-- begin Supplied records --

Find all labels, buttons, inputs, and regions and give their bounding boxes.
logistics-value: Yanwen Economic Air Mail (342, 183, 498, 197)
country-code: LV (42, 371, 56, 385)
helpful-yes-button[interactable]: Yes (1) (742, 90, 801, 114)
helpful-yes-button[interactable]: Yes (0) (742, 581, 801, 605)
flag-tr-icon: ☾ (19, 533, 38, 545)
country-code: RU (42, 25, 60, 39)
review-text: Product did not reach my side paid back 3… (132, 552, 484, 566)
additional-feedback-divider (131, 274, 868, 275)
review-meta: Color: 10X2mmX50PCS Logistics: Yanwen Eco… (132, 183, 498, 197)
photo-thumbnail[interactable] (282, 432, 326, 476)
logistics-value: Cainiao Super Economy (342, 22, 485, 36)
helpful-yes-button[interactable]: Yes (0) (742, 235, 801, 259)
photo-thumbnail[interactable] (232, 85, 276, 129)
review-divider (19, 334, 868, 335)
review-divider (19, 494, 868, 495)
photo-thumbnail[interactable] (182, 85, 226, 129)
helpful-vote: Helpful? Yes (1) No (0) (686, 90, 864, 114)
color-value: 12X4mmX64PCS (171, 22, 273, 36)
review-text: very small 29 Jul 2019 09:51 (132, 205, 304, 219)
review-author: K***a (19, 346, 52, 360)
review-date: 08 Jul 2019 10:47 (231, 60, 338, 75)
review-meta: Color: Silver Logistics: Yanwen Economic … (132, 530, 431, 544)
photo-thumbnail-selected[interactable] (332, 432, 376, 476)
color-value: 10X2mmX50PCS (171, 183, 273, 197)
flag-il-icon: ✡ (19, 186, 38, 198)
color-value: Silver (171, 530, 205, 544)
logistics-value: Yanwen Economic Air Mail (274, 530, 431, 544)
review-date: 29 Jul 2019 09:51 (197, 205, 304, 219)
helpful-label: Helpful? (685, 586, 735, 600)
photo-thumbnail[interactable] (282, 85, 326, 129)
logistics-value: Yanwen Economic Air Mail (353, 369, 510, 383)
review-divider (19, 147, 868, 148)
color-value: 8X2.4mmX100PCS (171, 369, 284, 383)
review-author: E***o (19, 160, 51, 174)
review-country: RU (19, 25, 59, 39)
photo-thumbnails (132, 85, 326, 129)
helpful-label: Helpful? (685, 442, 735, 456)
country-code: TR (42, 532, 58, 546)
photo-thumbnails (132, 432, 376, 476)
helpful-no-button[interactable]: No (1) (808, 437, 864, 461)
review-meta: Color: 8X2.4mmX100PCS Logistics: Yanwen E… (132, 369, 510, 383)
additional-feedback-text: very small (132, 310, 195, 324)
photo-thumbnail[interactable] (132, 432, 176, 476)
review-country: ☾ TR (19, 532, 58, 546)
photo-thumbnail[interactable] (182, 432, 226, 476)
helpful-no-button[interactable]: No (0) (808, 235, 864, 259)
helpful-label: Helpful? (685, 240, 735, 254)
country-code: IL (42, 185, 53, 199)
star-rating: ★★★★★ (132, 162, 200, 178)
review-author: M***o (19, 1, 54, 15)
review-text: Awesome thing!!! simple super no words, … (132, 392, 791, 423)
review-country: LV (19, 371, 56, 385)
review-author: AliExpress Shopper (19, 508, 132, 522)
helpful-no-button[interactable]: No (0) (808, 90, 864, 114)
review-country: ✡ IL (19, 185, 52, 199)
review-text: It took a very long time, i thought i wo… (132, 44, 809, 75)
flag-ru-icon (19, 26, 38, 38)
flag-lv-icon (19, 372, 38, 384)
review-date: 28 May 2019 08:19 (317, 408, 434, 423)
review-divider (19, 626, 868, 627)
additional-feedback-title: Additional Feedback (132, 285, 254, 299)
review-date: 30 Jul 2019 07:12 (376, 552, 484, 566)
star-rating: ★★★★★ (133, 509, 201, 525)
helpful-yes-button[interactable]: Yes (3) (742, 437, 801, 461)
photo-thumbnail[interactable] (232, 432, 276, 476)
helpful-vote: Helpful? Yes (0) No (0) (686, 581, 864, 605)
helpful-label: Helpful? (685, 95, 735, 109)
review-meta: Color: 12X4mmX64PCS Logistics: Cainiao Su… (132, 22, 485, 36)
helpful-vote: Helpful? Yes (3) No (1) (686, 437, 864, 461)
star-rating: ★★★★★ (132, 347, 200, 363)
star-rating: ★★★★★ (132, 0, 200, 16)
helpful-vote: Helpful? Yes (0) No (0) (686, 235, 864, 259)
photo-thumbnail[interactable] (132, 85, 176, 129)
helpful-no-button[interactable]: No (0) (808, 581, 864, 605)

-- end Supplied records --

■ Exercise ■
Copy every line of the data above without changing anything.

■ Result for this exercise ■
Find all labels, buttons, inputs, and regions and give their bounding boxes.
logistics-value: Yanwen Economic Air Mail (342, 183, 498, 197)
country-code: LV (42, 371, 56, 385)
helpful-yes-button[interactable]: Yes (1) (742, 90, 801, 114)
helpful-yes-button[interactable]: Yes (0) (742, 581, 801, 605)
flag-tr-icon: ☾ (19, 533, 38, 545)
country-code: RU (42, 25, 60, 39)
review-text: Product did not reach my side paid back 3… (132, 552, 484, 566)
additional-feedback-divider (131, 274, 868, 275)
review-meta: Color: 10X2mmX50PCS Logistics: Yanwen Eco… (132, 183, 498, 197)
photo-thumbnail[interactable] (282, 432, 326, 476)
logistics-value: Cainiao Super Economy (342, 22, 485, 36)
helpful-yes-button[interactable]: Yes (0) (742, 235, 801, 259)
photo-thumbnail[interactable] (232, 85, 276, 129)
review-divider (19, 334, 868, 335)
review-divider (19, 494, 868, 495)
photo-thumbnail[interactable] (182, 85, 226, 129)
helpful-vote: Helpful? Yes (1) No (0) (686, 90, 864, 114)
color-value: 12X4mmX64PCS (171, 22, 273, 36)
review-text: very small 29 Jul 2019 09:51 (132, 205, 304, 219)
review-author: K***a (19, 346, 52, 360)
review-date: 08 Jul 2019 10:47 (231, 60, 338, 75)
review-meta: Color: Silver Logistics: Yanwen Economic … (132, 530, 431, 544)
photo-thumbnail-selected[interactable] (332, 432, 376, 476)
color-value: 10X2mmX50PCS (171, 183, 273, 197)
flag-il-icon: ✡ (19, 186, 38, 198)
color-value: Silver (171, 530, 205, 544)
logistics-value: Yanwen Economic Air Mail (274, 530, 431, 544)
review-date: 29 Jul 2019 09:51 (197, 205, 304, 219)
helpful-label: Helpful? (685, 586, 735, 600)
photo-thumbnail[interactable] (282, 85, 326, 129)
logistics-value: Yanwen Economic Air Mail (353, 369, 510, 383)
review-divider (19, 147, 868, 148)
color-value: 8X2.4mmX100PCS (171, 369, 284, 383)
review-author: E***o (19, 160, 51, 174)
review-country: RU (19, 25, 59, 39)
photo-thumbnails (132, 85, 326, 129)
helpful-label: Helpful? (685, 442, 735, 456)
country-code: TR (42, 532, 58, 546)
photo-thumbnails (132, 432, 376, 476)
helpful-no-button[interactable]: No (1) (808, 437, 864, 461)
review-meta: Color: 8X2.4mmX100PCS Logistics: Yanwen E… (132, 369, 510, 383)
additional-feedback-text: very small (132, 310, 195, 324)
photo-thumbnail[interactable] (132, 432, 176, 476)
review-country: ☾ TR (19, 532, 58, 546)
photo-thumbnail[interactable] (182, 432, 226, 476)
helpful-no-button[interactable]: No (0) (808, 235, 864, 259)
helpful-label: Helpful? (685, 240, 735, 254)
country-code: IL (42, 185, 53, 199)
star-rating: ★★★★★ (132, 162, 200, 178)
review-author: M***o (19, 1, 54, 15)
review-text: Awesome thing!!! simple super no words, … (132, 392, 791, 423)
review-country: LV (19, 371, 56, 385)
review-author: AliExpress Shopper (19, 508, 132, 522)
helpful-no-button[interactable]: No (0) (808, 90, 864, 114)
review-country: ✡ IL (19, 185, 52, 199)
review-text: It took a very long time, i thought i wo… (132, 44, 809, 75)
flag-ru-icon (19, 26, 38, 38)
flag-lv-icon (19, 372, 38, 384)
review-date: 28 May 2019 08:19 (317, 408, 434, 423)
review-divider (19, 626, 868, 627)
additional-feedback-title: Additional Feedback (132, 285, 254, 299)
review-date: 30 Jul 2019 07:12 (376, 552, 484, 566)
star-rating: ★★★★★ (133, 509, 201, 525)
helpful-yes-button[interactable]: Yes (3) (742, 437, 801, 461)
photo-thumbnail[interactable] (232, 432, 276, 476)
helpful-vote: Helpful? Yes (0) No (0) (686, 581, 864, 605)
helpful-label: Helpful? (685, 95, 735, 109)
review-meta: Color: 12X4mmX64PCS Logistics: Cainiao Su… (132, 22, 485, 36)
helpful-vote: Helpful? Yes (3) No (1) (686, 437, 864, 461)
star-rating: ★★★★★ (132, 347, 200, 363)
star-rating: ★★★★★ (132, 0, 200, 16)
helpful-vote: Helpful? Yes (0) No (0) (686, 235, 864, 259)
photo-thumbnail[interactable] (132, 85, 176, 129)
helpful-no-button[interactable]: No (0) (808, 581, 864, 605)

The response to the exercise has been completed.